> [The exercise] Find each line in the following listing that has the string "from", then state the count and nothing else.

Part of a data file
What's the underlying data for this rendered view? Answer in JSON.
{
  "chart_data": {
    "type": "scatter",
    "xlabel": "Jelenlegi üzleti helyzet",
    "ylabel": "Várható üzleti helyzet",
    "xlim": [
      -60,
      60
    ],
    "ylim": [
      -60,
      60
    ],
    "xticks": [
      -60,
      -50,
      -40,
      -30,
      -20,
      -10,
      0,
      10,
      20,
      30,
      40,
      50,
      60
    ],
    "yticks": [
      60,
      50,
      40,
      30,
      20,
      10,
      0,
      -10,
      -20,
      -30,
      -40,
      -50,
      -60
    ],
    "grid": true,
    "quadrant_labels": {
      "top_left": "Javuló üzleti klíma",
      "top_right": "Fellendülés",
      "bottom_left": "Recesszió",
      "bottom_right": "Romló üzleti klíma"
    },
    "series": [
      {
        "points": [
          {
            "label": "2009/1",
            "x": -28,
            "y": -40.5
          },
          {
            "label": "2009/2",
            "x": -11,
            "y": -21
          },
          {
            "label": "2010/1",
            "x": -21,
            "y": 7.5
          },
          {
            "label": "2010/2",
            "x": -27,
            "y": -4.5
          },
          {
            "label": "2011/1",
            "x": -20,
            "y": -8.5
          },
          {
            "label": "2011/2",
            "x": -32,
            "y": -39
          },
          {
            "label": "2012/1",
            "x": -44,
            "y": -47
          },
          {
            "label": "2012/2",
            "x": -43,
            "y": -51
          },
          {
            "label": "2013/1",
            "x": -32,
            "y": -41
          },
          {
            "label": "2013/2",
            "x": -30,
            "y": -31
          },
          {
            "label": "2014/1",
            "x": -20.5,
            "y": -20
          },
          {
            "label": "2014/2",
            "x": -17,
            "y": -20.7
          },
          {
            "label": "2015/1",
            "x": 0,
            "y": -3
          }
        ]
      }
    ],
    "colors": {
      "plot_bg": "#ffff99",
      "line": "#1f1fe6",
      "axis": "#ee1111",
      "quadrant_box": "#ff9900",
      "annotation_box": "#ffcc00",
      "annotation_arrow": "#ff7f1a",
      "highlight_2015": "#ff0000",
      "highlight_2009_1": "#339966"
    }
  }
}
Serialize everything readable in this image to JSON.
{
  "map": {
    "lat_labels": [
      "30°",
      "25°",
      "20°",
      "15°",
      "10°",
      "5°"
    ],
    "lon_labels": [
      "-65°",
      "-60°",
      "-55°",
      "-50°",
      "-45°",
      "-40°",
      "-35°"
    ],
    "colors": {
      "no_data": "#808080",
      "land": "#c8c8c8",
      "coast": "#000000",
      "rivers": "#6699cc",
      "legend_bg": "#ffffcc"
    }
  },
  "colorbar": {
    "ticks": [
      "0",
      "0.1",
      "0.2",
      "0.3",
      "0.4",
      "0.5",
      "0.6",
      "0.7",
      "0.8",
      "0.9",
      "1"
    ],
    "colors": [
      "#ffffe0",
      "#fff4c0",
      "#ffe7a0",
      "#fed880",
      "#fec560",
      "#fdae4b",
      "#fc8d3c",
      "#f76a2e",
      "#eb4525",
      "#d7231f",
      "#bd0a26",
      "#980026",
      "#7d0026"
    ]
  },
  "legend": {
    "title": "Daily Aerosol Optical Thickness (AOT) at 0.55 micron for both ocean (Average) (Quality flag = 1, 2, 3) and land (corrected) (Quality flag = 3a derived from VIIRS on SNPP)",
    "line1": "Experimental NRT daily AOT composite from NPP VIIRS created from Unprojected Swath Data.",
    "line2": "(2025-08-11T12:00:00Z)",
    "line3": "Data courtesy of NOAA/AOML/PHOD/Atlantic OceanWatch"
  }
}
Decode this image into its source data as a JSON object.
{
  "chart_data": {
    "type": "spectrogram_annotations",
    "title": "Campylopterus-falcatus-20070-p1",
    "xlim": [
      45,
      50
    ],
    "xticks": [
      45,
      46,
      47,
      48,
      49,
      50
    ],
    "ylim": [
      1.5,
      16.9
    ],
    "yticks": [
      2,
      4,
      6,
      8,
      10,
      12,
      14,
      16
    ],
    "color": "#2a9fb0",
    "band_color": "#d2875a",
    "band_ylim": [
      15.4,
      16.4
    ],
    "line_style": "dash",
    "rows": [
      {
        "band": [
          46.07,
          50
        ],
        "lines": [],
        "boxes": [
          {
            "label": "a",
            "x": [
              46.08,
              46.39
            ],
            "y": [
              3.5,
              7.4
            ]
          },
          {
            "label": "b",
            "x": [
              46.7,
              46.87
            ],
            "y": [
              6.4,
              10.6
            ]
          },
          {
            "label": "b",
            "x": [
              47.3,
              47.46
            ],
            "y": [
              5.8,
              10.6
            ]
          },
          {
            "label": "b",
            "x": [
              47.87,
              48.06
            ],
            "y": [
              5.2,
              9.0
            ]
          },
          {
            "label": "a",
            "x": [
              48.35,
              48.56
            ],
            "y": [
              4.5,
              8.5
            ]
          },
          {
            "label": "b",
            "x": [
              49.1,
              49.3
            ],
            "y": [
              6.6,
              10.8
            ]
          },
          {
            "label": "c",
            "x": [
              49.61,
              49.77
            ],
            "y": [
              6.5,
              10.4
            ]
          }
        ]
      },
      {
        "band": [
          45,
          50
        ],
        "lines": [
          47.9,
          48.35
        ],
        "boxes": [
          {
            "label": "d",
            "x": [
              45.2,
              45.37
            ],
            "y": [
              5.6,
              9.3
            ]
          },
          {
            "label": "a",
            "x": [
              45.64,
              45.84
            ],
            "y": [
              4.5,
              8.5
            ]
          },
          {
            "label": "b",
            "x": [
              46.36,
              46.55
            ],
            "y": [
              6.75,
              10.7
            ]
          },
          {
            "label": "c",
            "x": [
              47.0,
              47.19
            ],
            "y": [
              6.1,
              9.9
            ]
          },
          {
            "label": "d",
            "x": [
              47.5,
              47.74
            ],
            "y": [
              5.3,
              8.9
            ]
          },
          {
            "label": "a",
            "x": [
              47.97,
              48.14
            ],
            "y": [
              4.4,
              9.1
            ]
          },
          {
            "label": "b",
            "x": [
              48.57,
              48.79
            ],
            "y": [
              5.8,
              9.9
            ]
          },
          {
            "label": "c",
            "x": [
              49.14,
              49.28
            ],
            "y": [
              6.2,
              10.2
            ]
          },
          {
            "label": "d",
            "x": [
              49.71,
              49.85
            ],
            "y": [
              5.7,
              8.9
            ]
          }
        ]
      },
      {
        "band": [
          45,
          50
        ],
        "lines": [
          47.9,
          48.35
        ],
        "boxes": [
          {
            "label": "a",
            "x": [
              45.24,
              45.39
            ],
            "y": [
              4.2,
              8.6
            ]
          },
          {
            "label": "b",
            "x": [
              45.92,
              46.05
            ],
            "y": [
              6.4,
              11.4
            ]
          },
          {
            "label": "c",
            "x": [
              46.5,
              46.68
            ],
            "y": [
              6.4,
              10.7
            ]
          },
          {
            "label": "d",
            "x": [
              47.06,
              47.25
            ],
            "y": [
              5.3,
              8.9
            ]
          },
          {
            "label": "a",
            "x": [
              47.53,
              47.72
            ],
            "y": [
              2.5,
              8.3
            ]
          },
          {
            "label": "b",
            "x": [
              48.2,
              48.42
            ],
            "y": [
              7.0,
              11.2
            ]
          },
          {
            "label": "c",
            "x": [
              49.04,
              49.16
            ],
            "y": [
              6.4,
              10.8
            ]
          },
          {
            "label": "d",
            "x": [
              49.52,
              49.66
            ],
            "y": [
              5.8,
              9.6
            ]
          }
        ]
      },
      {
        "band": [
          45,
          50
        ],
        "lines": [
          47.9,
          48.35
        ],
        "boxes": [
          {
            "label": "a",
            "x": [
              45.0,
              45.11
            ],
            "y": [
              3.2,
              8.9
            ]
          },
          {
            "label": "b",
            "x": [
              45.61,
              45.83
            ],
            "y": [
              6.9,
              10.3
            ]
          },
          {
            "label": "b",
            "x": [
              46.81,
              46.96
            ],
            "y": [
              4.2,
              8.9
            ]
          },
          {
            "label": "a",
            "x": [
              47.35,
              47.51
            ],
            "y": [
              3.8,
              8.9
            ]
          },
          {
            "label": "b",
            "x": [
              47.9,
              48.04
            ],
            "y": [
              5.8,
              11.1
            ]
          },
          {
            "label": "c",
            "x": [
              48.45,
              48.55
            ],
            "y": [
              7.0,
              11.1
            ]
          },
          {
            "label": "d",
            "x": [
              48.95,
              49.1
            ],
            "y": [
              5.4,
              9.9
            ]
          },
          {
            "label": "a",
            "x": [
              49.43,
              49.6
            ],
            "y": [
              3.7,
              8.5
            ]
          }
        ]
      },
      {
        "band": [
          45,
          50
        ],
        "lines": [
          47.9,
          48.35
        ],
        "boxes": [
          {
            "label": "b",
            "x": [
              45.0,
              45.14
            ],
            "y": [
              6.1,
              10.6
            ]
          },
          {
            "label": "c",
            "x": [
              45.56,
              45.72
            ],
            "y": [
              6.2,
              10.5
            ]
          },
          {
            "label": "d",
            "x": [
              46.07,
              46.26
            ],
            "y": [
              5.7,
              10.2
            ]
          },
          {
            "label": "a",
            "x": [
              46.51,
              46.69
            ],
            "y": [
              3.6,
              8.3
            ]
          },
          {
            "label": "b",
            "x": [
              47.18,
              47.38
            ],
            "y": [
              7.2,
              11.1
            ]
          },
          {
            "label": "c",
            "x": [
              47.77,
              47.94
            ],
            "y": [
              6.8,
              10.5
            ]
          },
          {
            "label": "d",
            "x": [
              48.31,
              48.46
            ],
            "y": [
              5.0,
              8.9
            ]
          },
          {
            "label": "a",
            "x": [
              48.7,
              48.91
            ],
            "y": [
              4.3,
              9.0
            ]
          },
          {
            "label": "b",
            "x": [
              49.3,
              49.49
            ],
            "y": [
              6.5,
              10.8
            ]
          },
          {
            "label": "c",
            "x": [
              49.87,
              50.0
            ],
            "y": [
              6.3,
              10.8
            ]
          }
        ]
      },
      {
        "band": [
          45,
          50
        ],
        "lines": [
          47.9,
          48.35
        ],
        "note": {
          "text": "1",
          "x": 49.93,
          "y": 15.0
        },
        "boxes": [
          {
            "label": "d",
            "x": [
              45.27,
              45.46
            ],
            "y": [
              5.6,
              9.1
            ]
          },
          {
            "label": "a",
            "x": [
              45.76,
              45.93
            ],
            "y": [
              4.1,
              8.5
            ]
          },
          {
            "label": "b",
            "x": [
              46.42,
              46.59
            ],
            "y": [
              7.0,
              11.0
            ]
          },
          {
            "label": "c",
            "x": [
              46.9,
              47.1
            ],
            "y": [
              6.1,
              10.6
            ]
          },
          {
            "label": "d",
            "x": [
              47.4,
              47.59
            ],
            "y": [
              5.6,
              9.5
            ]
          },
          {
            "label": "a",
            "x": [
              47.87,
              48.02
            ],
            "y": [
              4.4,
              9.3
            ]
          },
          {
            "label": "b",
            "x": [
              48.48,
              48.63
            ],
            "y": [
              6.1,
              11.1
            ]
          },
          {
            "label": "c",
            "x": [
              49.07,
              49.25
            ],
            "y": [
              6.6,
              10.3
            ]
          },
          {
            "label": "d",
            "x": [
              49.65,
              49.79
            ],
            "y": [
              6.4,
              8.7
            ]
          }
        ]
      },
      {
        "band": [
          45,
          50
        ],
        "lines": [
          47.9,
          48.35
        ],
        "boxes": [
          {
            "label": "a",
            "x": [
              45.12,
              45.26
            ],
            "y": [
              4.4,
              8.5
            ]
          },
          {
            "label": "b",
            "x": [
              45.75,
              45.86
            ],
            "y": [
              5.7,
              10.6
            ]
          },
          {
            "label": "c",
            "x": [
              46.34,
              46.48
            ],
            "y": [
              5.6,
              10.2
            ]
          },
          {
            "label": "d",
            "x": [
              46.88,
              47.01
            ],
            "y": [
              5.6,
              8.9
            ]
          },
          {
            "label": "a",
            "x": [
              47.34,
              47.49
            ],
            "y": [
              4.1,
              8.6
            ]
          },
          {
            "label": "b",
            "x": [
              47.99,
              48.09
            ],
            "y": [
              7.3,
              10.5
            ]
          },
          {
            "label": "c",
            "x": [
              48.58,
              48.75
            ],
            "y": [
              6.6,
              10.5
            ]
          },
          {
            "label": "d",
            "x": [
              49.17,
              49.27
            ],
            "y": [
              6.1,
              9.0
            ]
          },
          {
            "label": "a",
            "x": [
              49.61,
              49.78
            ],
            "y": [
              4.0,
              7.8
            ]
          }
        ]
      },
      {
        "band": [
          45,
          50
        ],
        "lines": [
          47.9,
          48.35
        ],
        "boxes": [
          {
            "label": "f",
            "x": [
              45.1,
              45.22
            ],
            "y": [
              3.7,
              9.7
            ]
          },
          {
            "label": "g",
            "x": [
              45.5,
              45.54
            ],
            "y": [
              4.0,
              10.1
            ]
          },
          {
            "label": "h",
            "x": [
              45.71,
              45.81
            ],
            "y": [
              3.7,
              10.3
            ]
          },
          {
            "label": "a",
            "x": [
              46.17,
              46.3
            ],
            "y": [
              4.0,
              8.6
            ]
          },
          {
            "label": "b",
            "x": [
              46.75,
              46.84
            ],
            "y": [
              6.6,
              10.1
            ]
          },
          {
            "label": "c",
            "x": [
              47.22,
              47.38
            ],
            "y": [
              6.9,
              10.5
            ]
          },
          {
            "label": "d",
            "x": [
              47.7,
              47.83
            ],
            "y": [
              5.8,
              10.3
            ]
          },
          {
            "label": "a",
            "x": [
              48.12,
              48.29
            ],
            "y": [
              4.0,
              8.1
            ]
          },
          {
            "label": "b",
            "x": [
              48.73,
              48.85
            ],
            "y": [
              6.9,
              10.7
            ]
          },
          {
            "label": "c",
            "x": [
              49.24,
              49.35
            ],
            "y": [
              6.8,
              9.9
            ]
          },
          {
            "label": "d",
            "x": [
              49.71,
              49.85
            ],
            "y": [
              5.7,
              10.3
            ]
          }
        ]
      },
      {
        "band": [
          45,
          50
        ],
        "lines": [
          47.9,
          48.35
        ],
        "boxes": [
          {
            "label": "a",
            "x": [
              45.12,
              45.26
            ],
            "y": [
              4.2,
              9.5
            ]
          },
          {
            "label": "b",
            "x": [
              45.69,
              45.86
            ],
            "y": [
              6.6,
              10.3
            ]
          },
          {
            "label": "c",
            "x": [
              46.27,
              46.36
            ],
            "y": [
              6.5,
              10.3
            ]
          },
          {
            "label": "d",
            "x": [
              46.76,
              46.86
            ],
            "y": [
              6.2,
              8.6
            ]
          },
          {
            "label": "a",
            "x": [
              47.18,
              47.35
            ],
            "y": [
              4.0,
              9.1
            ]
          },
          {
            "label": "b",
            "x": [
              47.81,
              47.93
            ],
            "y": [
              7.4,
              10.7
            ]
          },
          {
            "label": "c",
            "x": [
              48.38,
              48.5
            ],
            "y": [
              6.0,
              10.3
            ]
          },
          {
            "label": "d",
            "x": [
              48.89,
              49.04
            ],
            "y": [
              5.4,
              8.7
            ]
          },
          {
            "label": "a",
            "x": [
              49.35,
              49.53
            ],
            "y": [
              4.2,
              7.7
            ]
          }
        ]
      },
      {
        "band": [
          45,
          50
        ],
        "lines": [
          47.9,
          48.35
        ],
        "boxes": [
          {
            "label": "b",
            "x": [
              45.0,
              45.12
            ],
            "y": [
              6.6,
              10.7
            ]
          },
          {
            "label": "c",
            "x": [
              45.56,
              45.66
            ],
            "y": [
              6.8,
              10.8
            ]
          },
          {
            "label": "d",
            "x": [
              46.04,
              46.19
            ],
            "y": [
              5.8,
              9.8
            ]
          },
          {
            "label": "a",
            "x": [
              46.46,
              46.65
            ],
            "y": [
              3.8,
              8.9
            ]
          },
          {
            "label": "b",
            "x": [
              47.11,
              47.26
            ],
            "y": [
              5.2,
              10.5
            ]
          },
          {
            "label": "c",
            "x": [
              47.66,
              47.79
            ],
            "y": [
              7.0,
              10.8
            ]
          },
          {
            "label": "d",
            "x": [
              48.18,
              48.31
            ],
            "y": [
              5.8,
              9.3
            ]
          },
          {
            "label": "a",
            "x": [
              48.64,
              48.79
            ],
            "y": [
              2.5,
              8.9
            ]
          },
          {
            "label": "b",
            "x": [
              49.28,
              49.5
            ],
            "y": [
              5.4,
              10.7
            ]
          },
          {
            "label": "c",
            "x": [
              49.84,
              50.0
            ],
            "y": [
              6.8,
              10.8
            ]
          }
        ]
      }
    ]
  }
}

> [Result of this exercise] 2